### EXERCISE
Exactly repeat the material, dropping only the pictures.

····················

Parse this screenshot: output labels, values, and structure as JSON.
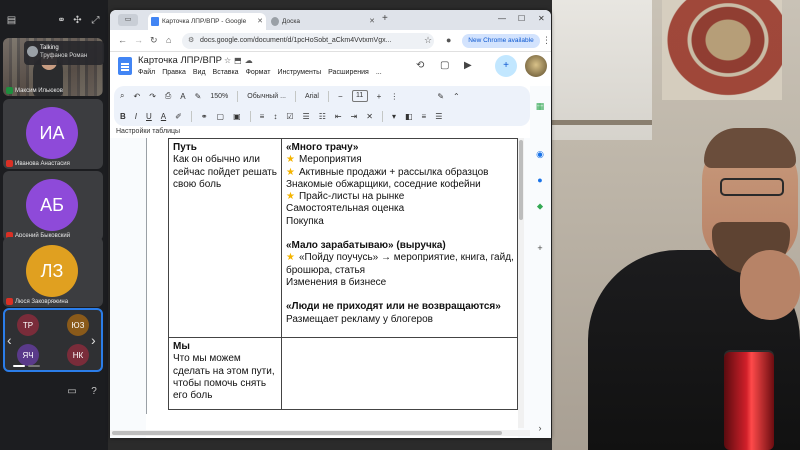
{
  "call": {
    "talking_label": "Talking",
    "talking_name": "Труфанов Роман",
    "participants": [
      {
        "name": "Максим Ильюков",
        "initials": "",
        "color": ""
      },
      {
        "name": "Иванова Анастасия",
        "initials": "ИА",
        "color": "#8e4ad9"
      },
      {
        "name": "Арсений Быковский",
        "initials": "АБ",
        "color": "#8e4ad9"
      },
      {
        "name": "Люся Заковряжина",
        "initials": "ЛЗ",
        "color": "#e0a020"
      }
    ],
    "grid_tiles": [
      {
        "initials": "ТР",
        "color": "#7a2c3a"
      },
      {
        "initials": "ЮЗ",
        "color": "#8a5a1a"
      },
      {
        "initials": "ЯЧ",
        "color": "#5a3a8a"
      },
      {
        "initials": "НК",
        "color": "#7a2c3a"
      }
    ]
  },
  "browser": {
    "tabs": [
      {
        "title": "Карточка ЛПР/ВПР - Google",
        "active": true
      },
      {
        "title": "Доска",
        "active": false
      }
    ],
    "url": "docs.google.com/document/d/1pcHoSobt_aCkm4VvtxmVgx...",
    "update_banner": "New Chrome available"
  },
  "docs": {
    "title": "Карточка ЛПР/ВПР",
    "menu": [
      "Файл",
      "Правка",
      "Вид",
      "Вставка",
      "Формат",
      "Инструменты",
      "Расширения",
      "..."
    ],
    "toolbar": {
      "zoom": "150%",
      "style": "Обычный ...",
      "font": "Arial",
      "font_size": "11",
      "table_settings": "Настройки таблицы"
    }
  },
  "table": {
    "row1": {
      "heading": "Путь",
      "desc": "Как он обычно или сейчас пойдет решать свою боль",
      "block1_title": "«Много трачу»",
      "block1_lines": [
        {
          "star": true,
          "text": "Мероприятия"
        },
        {
          "star": true,
          "text": "Активные продажи + рассылка образцов"
        },
        {
          "star": false,
          "text": "Знакомые обжарщики, соседние кофейни"
        },
        {
          "star": true,
          "text": "Прайс-листы на рынке"
        },
        {
          "star": false,
          "text": "Самостоятельная оценка"
        },
        {
          "star": false,
          "text": "Покупка"
        }
      ],
      "block2_title": "«Мало зарабатываю» (выручка)",
      "block2_lines": [
        {
          "star": true,
          "text": "«Пойду поучусь» → мероприятие, книга, гайд, брошюра, статья"
        },
        {
          "star": false,
          "text": "Изменения в бизнесе"
        }
      ],
      "block3_title": "«Люди не приходят или не возвращаются»",
      "block3_lines": [
        {
          "star": false,
          "text": "Размещает рекламу у блогеров"
        }
      ]
    },
    "row2": {
      "heading": "Мы",
      "desc": "Что мы можем сделать на этом пути, чтобы помочь снять его боль"
    }
  }
}
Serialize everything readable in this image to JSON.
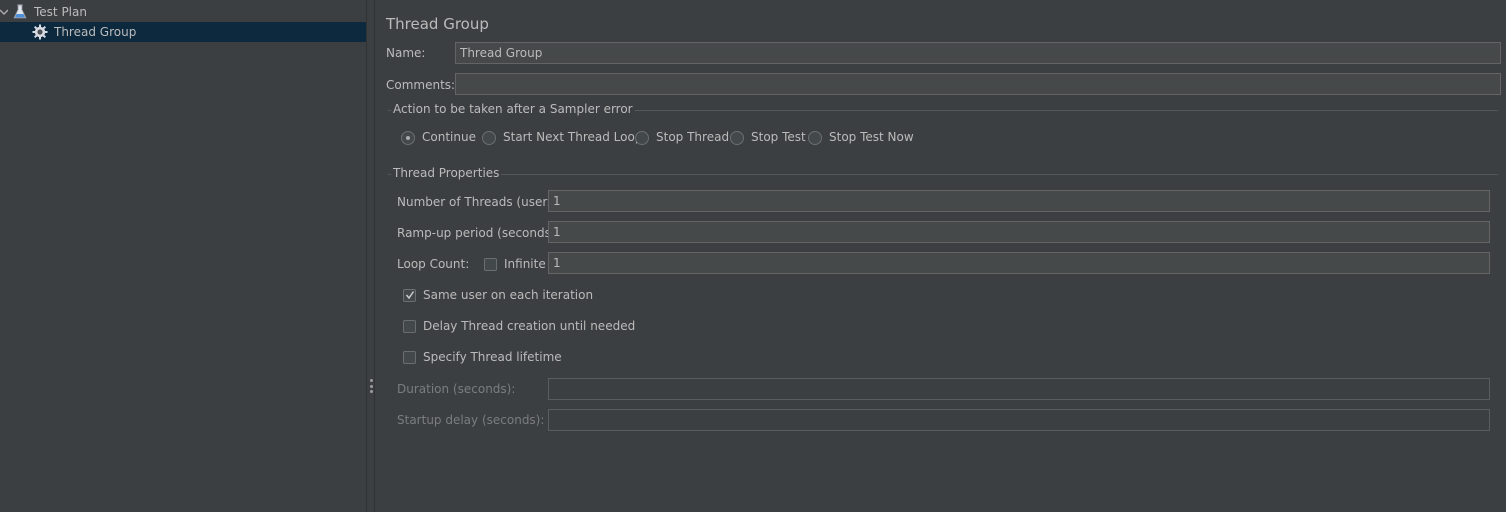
{
  "tree": {
    "items": [
      {
        "label": "Test Plan",
        "icon": "flask-icon",
        "expanded": true,
        "selected": false
      },
      {
        "label": "Thread Group",
        "icon": "gear-icon",
        "selected": true
      }
    ]
  },
  "panel": {
    "title": "Thread Group",
    "name_label": "Name:",
    "name_value": "Thread Group",
    "comments_label": "Comments:",
    "comments_value": "",
    "action_section": {
      "title": "Action to be taken after a Sampler error",
      "options": [
        {
          "label": "Continue",
          "selected": true
        },
        {
          "label": "Start Next Thread Loop",
          "selected": false
        },
        {
          "label": "Stop Thread",
          "selected": false
        },
        {
          "label": "Stop Test",
          "selected": false
        },
        {
          "label": "Stop Test Now",
          "selected": false
        }
      ]
    },
    "thread_props": {
      "title": "Thread Properties",
      "threads_label": "Number of Threads (users):",
      "threads_value": "1",
      "rampup_label": "Ramp-up period (seconds):",
      "rampup_value": "1",
      "loop_label": "Loop Count:",
      "infinite_label": "Infinite",
      "infinite_checked": false,
      "loop_value": "1",
      "same_user_label": "Same user on each iteration",
      "same_user_checked": true,
      "delay_label": "Delay Thread creation until needed",
      "delay_checked": false,
      "lifetime_label": "Specify Thread lifetime",
      "lifetime_checked": false,
      "duration_label": "Duration (seconds):",
      "duration_value": "",
      "startup_label": "Startup delay (seconds):",
      "startup_value": ""
    }
  },
  "colors": {
    "background": "#3c3f41",
    "selection": "#0d293e",
    "field_bg": "#45494a",
    "text": "#bbbbbb"
  }
}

····················

### ANSWER BELOW
Parse this screenshot: output labels, values, and structure as JSON.
{
  "call": {
    "talking_label": "Talking",
    "talking_name": "Труфанов Роман",
    "participants": [
      {
        "name": "Максим Ильюков",
        "initials": "",
        "color": ""
      },
      {
        "name": "Иванова Анастасия",
        "initials": "ИА",
        "color": "#8e4ad9"
      },
      {
        "name": "Арсений Быковский",
        "initials": "АБ",
        "color": "#8e4ad9"
      },
      {
        "name": "Люся Заковряжина",
        "initials": "ЛЗ",
        "color": "#e0a020"
      }
    ],
    "grid_tiles": [
      {
        "initials": "ТР",
        "color": "#7a2c3a"
      },
      {
        "initials": "ЮЗ",
        "color": "#8a5a1a"
      },
      {
        "initials": "ЯЧ",
        "color": "#5a3a8a"
      },
      {
        "initials": "НК",
        "color": "#7a2c3a"
      }
    ]
  },
  "browser": {
    "tabs": [
      {
        "title": "Карточка ЛПР/ВПР - Google",
        "active": true
      },
      {
        "title": "Доска",
        "active": false
      }
    ],
    "url": "docs.google.com/document/d/1pcHoSobt_aCkm4VvtxmVgx...",
    "update_banner": "New Chrome available"
  },
  "docs": {
    "title": "Карточка ЛПР/ВПР",
    "menu": [
      "Файл",
      "Правка",
      "Вид",
      "Вставка",
      "Формат",
      "Инструменты",
      "Расширения",
      "..."
    ],
    "toolbar": {
      "zoom": "150%",
      "style": "Обычный ...",
      "font": "Arial",
      "font_size": "11",
      "table_settings": "Настройки таблицы"
    }
  },
  "table": {
    "row1": {
      "heading": "Путь",
      "desc": "Как он обычно или сейчас пойдет решать свою боль",
      "block1_title": "«Много трачу»",
      "block1_lines": [
        {
          "star": true,
          "text": "Мероприятия"
        },
        {
          "star": true,
          "text": "Активные продажи + рассылка образцов"
        },
        {
          "star": false,
          "text": "Знакомые обжарщики, соседние кофейни"
        },
        {
          "star": true,
          "text": "Прайс-листы на рынке"
        },
        {
          "star": false,
          "text": "Самостоятельная оценка"
        },
        {
          "star": false,
          "text": "Покупка"
        }
      ],
      "block2_title": "«Мало зарабатываю» (выручка)",
      "block2_lines": [
        {
          "star": true,
          "text": "«Пойду поучусь» → мероприятие, книга, гайд, брошюра, статья"
        },
        {
          "star": false,
          "text": "Изменения в бизнесе"
        }
      ],
      "block3_title": "«Люди не приходят или не возвращаются»",
      "block3_lines": [
        {
          "star": false,
          "text": "Размещает рекламу у блогеров"
        }
      ]
    },
    "row2": {
      "heading": "Мы",
      "desc": "Что мы можем сделать на этом пути, чтобы помочь снять его боль"
    }
  }
}
Serialize everything readable in this image to JSON.
{
  "tree": {
    "items": [
      {
        "label": "Test Plan",
        "icon": "flask-icon",
        "expanded": true,
        "selected": false
      },
      {
        "label": "Thread Group",
        "icon": "gear-icon",
        "selected": true
      }
    ]
  },
  "panel": {
    "title": "Thread Group",
    "name_label": "Name:",
    "name_value": "Thread Group",
    "comments_label": "Comments:",
    "comments_value": "",
    "action_section": {
      "title": "Action to be taken after a Sampler error",
      "options": [
        {
          "label": "Continue",
          "selected": true
        },
        {
          "label": "Start Next Thread Loop",
          "selected": false
        },
        {
          "label": "Stop Thread",
          "selected": false
        },
        {
          "label": "Stop Test",
          "selected": false
        },
        {
          "label": "Stop Test Now",
          "selected": false
        }
      ]
    },
    "thread_props": {
      "title": "Thread Properties",
      "threads_label": "Number of Threads (users):",
      "threads_value": "1",
      "rampup_label": "Ramp-up period (seconds):",
      "rampup_value": "1",
      "loop_label": "Loop Count:",
      "infinite_label": "Infinite",
      "infinite_checked": false,
      "loop_value": "1",
      "same_user_label": "Same user on each iteration",
      "same_user_checked": true,
      "delay_label": "Delay Thread creation until needed",
      "delay_checked": false,
      "lifetime_label": "Specify Thread lifetime",
      "lifetime_checked": false,
      "duration_label": "Duration (seconds):",
      "duration_value": "",
      "startup_label": "Startup delay (seconds):",
      "startup_value": ""
    }
  },
  "colors": {
    "background": "#3c3f41",
    "selection": "#0d293e",
    "field_bg": "#45494a",
    "text": "#bbbbbb"
  }
}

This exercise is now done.